Dataset rows

━━━━

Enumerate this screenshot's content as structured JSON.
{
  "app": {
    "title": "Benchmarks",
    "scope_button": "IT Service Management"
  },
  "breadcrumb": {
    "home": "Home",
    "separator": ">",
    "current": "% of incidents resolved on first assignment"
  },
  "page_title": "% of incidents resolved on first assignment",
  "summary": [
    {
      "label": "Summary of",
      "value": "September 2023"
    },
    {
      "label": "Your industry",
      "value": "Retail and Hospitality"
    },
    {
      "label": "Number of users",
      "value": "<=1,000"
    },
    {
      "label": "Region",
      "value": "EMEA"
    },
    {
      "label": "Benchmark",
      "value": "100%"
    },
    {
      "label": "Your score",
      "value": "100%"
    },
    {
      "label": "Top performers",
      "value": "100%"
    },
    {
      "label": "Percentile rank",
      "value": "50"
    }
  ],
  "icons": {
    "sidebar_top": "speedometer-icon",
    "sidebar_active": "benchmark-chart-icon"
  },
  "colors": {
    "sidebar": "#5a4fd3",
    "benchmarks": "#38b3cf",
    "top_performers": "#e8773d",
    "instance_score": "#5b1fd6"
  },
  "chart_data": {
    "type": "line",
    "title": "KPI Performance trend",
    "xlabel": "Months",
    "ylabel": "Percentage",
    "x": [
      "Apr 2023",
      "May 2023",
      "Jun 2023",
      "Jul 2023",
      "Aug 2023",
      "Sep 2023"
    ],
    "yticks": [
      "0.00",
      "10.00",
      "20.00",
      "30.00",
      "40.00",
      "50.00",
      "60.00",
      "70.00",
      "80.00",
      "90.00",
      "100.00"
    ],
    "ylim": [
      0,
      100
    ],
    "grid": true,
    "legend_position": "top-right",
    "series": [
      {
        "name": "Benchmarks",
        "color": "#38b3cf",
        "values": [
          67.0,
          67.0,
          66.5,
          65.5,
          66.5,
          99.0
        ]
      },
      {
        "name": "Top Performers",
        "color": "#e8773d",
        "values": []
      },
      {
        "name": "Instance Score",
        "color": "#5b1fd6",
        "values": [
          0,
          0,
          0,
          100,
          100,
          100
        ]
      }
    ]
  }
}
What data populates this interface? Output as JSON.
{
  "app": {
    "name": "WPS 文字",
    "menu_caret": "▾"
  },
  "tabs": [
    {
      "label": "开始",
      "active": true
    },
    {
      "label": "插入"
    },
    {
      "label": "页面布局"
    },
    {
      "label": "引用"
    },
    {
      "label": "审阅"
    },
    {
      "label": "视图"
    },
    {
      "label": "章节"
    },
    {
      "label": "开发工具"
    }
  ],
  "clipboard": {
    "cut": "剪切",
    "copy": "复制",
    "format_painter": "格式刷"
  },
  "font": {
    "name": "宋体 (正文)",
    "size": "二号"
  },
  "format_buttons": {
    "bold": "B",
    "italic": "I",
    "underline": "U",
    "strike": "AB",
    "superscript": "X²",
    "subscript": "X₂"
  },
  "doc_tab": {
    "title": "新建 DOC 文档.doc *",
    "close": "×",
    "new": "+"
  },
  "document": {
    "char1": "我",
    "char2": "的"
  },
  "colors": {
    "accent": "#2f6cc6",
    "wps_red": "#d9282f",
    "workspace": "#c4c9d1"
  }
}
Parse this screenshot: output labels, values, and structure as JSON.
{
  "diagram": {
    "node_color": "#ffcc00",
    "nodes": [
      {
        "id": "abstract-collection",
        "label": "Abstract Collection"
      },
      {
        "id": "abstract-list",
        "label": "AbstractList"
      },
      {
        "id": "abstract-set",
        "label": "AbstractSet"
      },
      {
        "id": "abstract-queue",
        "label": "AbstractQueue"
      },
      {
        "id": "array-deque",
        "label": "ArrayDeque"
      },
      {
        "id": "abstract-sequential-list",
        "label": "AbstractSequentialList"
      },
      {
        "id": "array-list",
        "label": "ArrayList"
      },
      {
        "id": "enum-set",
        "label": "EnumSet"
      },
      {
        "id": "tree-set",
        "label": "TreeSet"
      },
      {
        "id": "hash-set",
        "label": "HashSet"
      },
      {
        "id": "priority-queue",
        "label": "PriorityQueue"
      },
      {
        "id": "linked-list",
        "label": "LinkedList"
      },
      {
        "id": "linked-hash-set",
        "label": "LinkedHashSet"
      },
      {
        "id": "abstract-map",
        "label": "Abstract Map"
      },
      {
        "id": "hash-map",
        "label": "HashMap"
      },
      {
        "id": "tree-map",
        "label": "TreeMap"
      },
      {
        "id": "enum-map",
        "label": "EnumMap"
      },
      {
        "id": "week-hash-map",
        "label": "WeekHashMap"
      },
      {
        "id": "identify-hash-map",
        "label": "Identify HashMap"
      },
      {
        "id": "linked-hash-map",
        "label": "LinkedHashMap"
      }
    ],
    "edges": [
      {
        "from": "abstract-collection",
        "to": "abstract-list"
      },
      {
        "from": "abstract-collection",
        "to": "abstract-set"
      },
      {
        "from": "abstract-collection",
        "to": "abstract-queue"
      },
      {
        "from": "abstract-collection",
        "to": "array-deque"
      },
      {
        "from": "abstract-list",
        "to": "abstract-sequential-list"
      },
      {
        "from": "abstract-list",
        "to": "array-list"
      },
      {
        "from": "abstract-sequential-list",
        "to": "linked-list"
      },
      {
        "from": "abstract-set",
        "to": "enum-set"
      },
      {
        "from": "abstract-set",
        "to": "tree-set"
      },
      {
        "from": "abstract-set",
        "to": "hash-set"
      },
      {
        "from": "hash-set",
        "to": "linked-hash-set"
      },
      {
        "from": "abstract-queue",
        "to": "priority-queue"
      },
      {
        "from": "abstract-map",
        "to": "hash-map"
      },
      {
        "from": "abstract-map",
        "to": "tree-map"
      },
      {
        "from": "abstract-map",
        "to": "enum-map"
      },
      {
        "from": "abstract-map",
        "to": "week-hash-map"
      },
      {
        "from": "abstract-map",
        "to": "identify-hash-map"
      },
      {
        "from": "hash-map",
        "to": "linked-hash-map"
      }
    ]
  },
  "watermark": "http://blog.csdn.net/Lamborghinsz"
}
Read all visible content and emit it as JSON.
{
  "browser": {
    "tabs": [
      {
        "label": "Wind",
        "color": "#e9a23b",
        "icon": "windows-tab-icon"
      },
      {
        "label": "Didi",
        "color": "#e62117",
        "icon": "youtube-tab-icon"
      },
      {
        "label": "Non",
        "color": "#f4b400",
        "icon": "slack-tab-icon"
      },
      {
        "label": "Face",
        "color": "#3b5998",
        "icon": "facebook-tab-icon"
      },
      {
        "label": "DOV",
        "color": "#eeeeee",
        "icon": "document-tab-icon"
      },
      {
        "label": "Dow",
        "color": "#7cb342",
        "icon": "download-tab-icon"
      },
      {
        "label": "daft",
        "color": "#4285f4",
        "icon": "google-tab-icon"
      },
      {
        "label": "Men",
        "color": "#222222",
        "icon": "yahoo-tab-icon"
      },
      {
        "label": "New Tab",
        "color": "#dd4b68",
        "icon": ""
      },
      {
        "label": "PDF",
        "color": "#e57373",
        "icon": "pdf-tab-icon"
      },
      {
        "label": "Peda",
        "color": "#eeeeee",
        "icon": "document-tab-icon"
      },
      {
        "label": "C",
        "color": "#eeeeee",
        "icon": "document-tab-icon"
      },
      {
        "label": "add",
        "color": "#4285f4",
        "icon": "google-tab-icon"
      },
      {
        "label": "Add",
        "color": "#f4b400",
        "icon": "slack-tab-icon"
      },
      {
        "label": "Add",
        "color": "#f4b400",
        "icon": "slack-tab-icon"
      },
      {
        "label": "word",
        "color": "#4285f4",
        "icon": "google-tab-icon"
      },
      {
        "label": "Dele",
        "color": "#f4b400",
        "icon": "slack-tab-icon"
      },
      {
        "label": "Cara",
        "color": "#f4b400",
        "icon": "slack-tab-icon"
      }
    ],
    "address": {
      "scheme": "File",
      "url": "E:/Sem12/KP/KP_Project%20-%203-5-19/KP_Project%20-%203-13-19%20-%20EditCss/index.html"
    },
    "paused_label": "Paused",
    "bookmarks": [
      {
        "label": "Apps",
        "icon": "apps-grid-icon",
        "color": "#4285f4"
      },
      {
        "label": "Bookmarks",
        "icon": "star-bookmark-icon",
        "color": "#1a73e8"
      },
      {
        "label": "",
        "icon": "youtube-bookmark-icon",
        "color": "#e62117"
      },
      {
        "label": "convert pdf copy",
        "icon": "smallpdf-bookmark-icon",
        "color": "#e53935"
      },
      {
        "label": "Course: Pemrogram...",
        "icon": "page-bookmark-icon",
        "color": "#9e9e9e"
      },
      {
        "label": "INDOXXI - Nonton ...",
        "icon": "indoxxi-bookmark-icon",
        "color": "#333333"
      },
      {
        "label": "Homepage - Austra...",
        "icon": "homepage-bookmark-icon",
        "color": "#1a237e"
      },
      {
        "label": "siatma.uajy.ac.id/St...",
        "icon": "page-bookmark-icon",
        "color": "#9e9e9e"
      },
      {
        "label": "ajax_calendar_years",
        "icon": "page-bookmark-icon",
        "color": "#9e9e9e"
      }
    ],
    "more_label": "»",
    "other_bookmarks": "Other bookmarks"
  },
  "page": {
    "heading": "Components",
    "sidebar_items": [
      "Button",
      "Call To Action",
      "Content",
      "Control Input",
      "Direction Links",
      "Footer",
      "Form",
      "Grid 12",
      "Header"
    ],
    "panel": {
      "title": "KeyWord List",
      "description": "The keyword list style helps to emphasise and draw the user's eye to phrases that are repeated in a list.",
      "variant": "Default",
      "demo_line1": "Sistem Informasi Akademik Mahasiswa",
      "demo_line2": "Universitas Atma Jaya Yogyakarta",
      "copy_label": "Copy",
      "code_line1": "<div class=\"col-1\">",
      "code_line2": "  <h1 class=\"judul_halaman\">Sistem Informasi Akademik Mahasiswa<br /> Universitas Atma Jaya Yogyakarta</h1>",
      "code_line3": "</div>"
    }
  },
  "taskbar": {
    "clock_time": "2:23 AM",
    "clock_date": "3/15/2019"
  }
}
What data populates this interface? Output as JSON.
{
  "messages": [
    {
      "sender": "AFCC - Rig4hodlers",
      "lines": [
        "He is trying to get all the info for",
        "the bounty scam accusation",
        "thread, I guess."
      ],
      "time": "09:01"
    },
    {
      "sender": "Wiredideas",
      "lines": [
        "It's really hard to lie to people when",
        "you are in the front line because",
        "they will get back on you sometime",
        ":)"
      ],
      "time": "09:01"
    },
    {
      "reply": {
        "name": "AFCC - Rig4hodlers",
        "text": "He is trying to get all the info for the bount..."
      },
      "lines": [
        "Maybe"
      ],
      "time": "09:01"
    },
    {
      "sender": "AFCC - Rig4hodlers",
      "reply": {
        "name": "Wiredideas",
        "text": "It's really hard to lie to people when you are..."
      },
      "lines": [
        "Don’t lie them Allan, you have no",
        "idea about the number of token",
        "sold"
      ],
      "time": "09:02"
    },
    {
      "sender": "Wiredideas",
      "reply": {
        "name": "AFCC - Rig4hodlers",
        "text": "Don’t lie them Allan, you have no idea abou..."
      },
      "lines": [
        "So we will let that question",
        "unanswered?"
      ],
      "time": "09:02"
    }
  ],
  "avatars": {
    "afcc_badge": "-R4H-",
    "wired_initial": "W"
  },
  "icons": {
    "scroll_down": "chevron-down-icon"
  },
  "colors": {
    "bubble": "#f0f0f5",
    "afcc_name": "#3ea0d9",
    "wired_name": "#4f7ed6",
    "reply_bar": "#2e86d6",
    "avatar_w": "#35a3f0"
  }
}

━━━━

→ **What the task asks**
Work out how many lines of the data above hold the word "JSON", and write only the count.

→ **Task answer**
5